Determine how many lines include "النبي". Give the number and nothing else.

──────── Data section

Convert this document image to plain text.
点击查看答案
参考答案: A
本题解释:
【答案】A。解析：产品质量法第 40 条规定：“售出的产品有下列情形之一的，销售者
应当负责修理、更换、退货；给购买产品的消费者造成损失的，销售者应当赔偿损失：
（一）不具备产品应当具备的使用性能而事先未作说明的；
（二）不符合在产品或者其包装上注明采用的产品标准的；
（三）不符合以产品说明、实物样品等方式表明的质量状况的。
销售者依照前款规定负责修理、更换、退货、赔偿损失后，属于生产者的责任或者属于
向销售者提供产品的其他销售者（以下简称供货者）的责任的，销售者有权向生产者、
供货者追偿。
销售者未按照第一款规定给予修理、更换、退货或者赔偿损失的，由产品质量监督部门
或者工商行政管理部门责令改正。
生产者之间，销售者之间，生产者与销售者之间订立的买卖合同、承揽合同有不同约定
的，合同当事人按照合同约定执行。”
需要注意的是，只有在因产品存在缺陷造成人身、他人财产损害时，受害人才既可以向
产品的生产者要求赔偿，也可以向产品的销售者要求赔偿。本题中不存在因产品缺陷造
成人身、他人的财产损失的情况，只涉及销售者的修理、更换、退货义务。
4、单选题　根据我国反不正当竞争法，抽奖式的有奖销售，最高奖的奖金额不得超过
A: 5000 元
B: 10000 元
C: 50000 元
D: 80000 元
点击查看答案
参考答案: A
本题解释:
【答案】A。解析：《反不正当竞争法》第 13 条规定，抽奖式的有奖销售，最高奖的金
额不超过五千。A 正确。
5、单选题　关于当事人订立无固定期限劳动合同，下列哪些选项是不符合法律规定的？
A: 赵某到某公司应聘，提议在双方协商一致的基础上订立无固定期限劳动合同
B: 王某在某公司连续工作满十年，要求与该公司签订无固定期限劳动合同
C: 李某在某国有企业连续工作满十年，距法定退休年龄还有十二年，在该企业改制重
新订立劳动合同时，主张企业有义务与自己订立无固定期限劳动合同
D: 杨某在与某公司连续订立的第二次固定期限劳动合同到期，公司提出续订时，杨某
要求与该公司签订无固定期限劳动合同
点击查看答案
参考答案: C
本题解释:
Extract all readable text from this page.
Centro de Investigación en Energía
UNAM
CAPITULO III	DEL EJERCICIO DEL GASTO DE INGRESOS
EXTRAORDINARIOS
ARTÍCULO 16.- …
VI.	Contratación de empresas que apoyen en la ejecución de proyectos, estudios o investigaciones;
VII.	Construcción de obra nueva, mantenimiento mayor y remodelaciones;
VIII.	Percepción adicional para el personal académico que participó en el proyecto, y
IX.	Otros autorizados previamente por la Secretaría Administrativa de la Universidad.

────────────────
──────── Data section

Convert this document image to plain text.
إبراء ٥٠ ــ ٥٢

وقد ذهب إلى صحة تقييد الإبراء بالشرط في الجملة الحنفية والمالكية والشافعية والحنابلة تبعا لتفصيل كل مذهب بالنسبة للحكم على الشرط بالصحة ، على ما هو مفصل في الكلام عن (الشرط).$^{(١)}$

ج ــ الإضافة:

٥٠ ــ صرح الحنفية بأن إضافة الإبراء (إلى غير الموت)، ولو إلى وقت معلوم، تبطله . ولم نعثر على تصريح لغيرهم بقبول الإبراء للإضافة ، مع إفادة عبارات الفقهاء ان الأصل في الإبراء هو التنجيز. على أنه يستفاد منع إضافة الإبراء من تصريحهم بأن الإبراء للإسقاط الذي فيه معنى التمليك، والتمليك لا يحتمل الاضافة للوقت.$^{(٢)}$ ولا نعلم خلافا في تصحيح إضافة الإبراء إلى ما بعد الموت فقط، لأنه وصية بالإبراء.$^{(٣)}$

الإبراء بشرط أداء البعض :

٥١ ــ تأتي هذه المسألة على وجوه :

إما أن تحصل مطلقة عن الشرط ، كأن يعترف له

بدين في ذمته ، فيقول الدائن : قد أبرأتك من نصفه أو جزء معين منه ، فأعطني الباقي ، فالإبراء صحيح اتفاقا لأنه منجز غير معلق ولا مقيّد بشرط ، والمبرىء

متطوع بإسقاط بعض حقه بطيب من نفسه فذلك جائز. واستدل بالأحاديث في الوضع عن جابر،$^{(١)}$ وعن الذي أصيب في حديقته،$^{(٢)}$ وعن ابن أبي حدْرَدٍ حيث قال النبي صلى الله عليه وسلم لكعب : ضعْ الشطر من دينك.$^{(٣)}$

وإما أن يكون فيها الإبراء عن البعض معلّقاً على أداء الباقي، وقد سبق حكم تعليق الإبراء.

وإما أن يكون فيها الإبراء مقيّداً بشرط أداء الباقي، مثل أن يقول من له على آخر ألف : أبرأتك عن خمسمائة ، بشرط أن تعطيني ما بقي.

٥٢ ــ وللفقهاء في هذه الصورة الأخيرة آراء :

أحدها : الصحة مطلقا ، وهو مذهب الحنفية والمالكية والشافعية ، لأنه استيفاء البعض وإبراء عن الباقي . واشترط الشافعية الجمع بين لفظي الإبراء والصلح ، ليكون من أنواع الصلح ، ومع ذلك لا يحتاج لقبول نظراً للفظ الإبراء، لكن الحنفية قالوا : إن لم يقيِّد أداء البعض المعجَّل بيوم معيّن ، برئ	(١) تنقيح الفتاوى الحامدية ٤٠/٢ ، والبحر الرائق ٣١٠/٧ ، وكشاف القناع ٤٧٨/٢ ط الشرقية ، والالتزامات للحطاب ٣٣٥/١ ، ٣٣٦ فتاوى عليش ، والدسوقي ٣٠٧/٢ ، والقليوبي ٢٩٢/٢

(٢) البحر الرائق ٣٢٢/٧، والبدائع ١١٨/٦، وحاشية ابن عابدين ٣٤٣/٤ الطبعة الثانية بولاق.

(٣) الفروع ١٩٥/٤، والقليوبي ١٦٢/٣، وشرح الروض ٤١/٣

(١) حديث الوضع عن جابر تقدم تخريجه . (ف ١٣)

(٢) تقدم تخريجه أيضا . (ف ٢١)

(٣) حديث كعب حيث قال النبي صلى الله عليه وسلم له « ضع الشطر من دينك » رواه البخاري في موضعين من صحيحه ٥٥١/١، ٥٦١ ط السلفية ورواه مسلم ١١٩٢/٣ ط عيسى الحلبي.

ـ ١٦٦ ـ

────────────────
──────── Data section

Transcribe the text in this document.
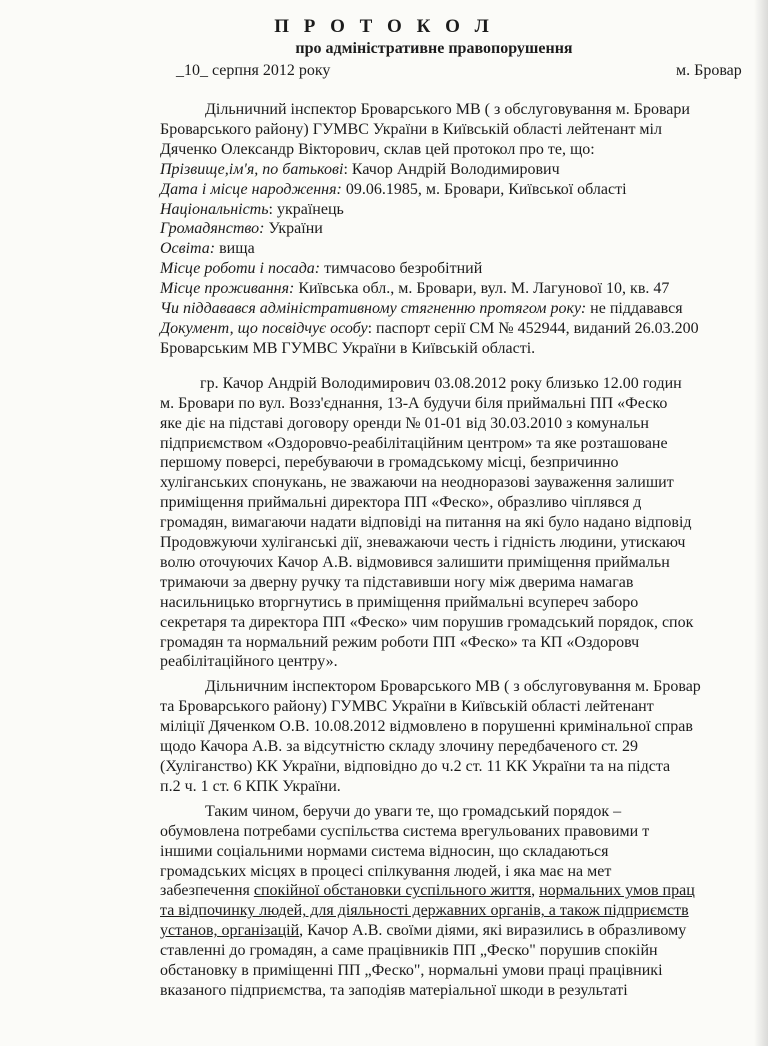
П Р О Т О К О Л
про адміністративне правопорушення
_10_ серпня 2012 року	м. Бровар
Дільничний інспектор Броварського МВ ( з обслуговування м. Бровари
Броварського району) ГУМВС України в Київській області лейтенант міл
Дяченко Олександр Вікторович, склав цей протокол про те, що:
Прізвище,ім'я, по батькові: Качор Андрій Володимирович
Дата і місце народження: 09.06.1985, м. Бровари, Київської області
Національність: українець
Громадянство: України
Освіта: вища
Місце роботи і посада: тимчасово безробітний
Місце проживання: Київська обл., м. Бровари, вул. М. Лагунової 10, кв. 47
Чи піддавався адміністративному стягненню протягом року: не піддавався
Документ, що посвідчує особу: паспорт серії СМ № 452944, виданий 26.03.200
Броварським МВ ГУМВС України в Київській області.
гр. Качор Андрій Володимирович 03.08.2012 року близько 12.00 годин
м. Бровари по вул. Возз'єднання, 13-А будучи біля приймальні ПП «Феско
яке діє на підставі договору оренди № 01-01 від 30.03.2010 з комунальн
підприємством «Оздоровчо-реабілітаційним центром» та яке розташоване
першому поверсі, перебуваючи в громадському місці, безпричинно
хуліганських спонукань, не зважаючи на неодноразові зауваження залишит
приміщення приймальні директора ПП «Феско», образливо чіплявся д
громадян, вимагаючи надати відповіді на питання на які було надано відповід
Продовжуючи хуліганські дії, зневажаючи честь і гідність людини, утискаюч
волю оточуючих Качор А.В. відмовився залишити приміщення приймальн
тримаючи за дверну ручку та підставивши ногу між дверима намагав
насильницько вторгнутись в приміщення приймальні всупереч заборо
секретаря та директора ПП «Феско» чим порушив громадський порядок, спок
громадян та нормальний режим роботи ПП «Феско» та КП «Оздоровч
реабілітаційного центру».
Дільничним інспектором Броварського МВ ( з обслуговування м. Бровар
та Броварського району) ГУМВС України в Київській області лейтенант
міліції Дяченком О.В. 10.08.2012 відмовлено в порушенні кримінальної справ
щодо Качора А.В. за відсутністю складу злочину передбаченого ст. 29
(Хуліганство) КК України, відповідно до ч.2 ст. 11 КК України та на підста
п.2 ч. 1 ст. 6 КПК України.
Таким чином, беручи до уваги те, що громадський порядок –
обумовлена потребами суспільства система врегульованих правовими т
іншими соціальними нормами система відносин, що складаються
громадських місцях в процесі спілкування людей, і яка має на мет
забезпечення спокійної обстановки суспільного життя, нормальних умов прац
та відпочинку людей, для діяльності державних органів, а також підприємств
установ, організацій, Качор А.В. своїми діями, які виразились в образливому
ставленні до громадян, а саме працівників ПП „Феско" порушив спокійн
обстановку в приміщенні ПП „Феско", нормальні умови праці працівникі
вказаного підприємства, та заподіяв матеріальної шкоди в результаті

────────────────

▶ [Result for this task]:
2